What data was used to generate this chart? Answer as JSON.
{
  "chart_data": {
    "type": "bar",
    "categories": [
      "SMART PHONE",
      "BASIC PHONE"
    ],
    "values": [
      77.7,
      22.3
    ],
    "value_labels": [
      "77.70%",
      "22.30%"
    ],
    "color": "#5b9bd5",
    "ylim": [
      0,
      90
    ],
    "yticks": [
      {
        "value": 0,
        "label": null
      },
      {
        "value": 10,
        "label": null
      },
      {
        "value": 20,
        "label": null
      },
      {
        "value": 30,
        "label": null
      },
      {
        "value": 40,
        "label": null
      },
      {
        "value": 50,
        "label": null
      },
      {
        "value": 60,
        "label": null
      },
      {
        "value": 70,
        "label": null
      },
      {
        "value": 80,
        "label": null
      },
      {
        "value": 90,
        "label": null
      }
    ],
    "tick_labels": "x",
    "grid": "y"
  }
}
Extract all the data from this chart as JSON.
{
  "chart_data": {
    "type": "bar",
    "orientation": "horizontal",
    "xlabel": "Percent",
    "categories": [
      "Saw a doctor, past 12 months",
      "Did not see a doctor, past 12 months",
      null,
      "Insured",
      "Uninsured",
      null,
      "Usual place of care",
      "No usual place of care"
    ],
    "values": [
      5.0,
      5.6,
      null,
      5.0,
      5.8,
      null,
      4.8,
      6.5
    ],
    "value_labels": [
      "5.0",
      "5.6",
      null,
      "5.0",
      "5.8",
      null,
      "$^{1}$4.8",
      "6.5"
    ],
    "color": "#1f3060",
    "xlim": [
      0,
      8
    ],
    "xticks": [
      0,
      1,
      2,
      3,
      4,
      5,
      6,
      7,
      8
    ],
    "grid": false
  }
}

■ ■ ■ ■ ■

- _Description of the task_: Reproduce all of the material above word for word.

- _Solution to this task_:
What data was used to generate this chart? Answer as JSON.
{
  "chart_data": {
    "type": "bar",
    "categories": [
      "SMART PHONE",
      "BASIC PHONE"
    ],
    "values": [
      77.7,
      22.3
    ],
    "value_labels": [
      "77.70%",
      "22.30%"
    ],
    "color": "#5b9bd5",
    "ylim": [
      0,
      90
    ],
    "yticks": [
      {
        "value": 0,
        "label": null
      },
      {
        "value": 10,
        "label": null
      },
      {
        "value": 20,
        "label": null
      },
      {
        "value": 30,
        "label": null
      },
      {
        "value": 40,
        "label": null
      },
      {
        "value": 50,
        "label": null
      },
      {
        "value": 60,
        "label": null
      },
      {
        "value": 70,
        "label": null
      },
      {
        "value": 80,
        "label": null
      },
      {
        "value": 90,
        "label": null
      }
    ],
    "tick_labels": "x",
    "grid": "y"
  }
}
Extract all the data from this chart as JSON.
{
  "chart_data": {
    "type": "bar",
    "orientation": "horizontal",
    "xlabel": "Percent",
    "categories": [
      "Saw a doctor, past 12 months",
      "Did not see a doctor, past 12 months",
      null,
      "Insured",
      "Uninsured",
      null,
      "Usual place of care",
      "No usual place of care"
    ],
    "values": [
      5.0,
      5.6,
      null,
      5.0,
      5.8,
      null,
      4.8,
      6.5
    ],
    "value_labels": [
      "5.0",
      "5.6",
      null,
      "5.0",
      "5.8",
      null,
      "$^{1}$4.8",
      "6.5"
    ],
    "color": "#1f3060",
    "xlim": [
      0,
      8
    ],
    "xticks": [
      0,
      1,
      2,
      3,
      4,
      5,
      6,
      7,
      8
    ],
    "grid": false
  }
}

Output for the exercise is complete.